SET EXERCISE
State the number of lines where "data" appears. Add nothing else.

RECORDED INFORMATION
--
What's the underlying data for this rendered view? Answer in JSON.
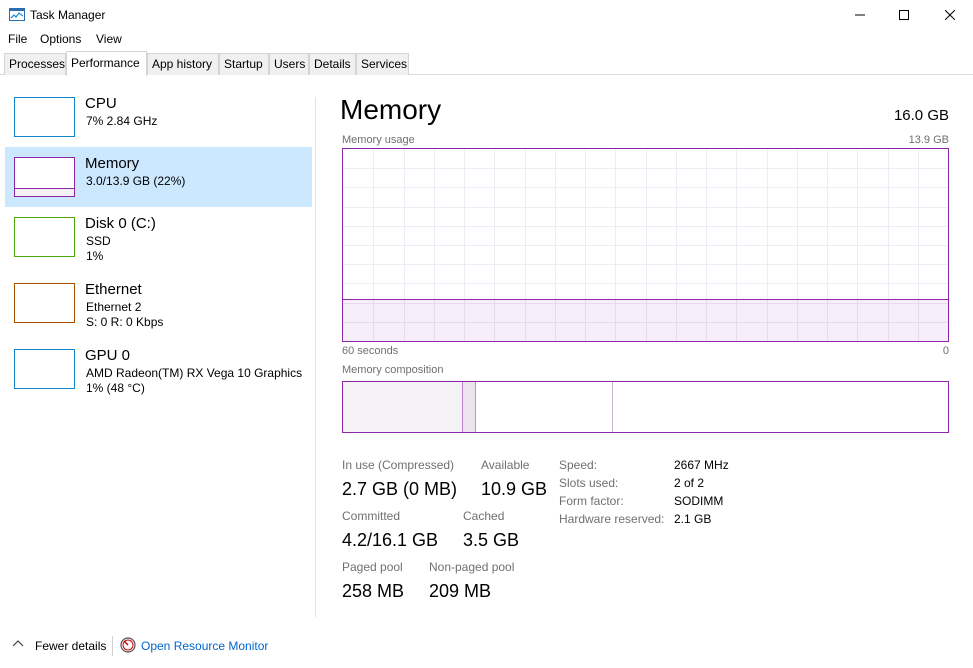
--
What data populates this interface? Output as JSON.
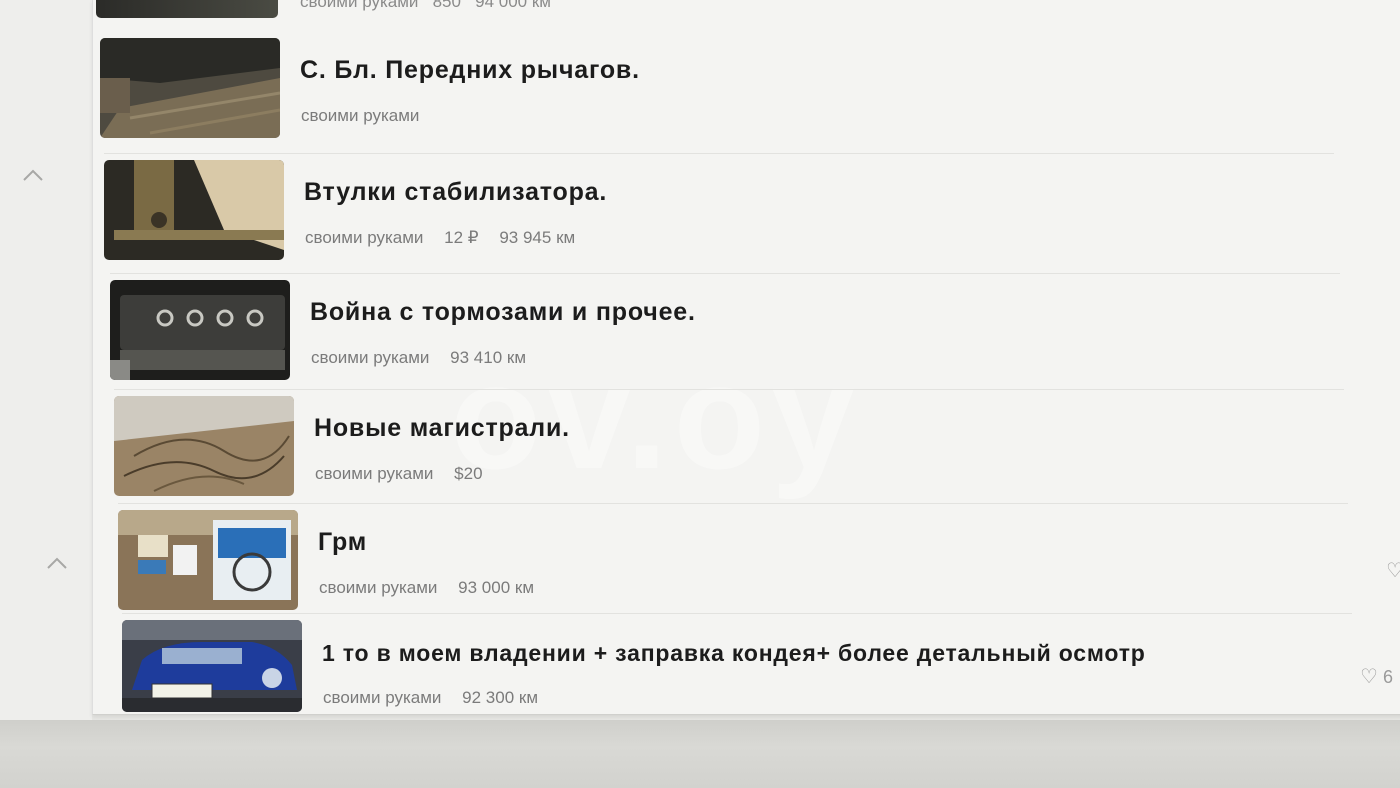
--
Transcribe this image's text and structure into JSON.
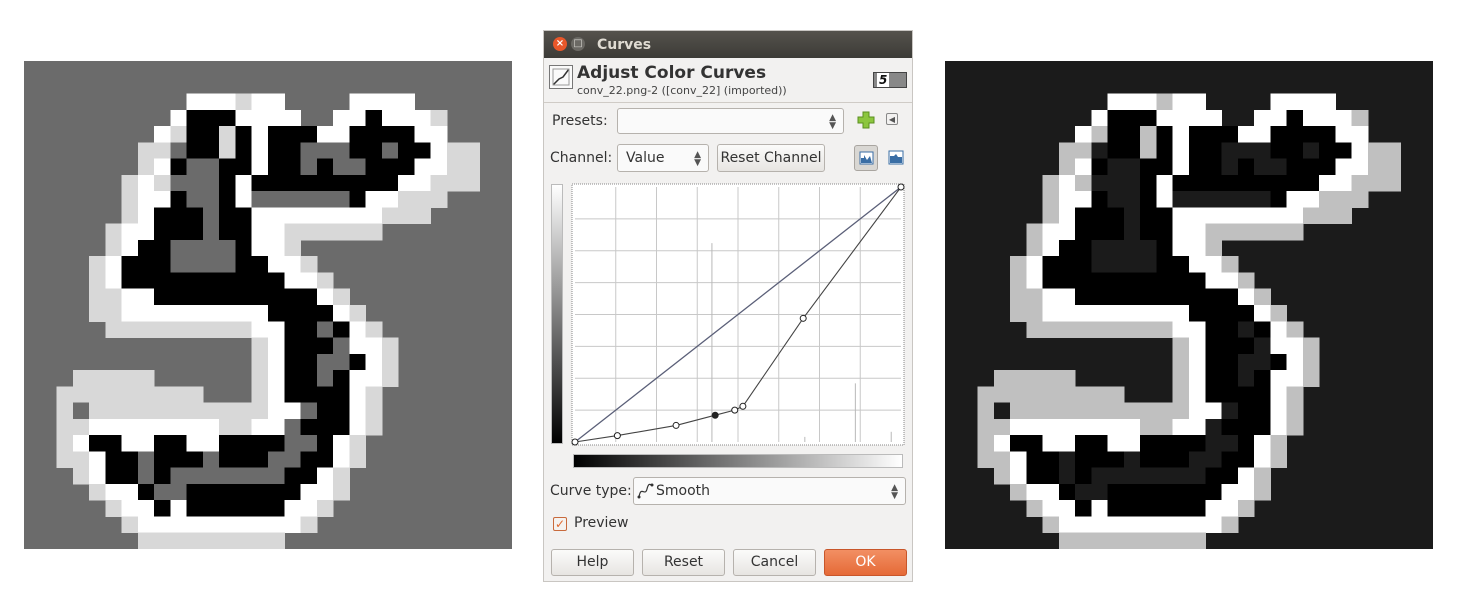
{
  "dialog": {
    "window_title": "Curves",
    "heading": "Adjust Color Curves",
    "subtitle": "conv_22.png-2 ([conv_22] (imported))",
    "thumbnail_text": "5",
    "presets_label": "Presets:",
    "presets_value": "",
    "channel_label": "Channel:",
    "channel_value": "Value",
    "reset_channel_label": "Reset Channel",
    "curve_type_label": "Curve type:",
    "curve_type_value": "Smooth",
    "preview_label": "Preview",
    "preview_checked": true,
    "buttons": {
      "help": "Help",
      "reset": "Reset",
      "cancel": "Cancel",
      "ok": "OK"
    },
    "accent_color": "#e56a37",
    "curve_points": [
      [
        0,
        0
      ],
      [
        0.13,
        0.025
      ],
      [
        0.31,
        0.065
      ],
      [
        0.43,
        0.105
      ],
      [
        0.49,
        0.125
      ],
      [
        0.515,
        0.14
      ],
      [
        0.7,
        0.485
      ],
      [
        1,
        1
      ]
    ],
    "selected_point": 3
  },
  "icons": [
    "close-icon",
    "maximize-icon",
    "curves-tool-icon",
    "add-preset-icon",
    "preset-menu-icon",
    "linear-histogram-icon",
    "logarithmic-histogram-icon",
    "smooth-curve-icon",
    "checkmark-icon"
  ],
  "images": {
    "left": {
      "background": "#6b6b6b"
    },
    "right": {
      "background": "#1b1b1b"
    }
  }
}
--
RESULT OF THE EXERCISE
2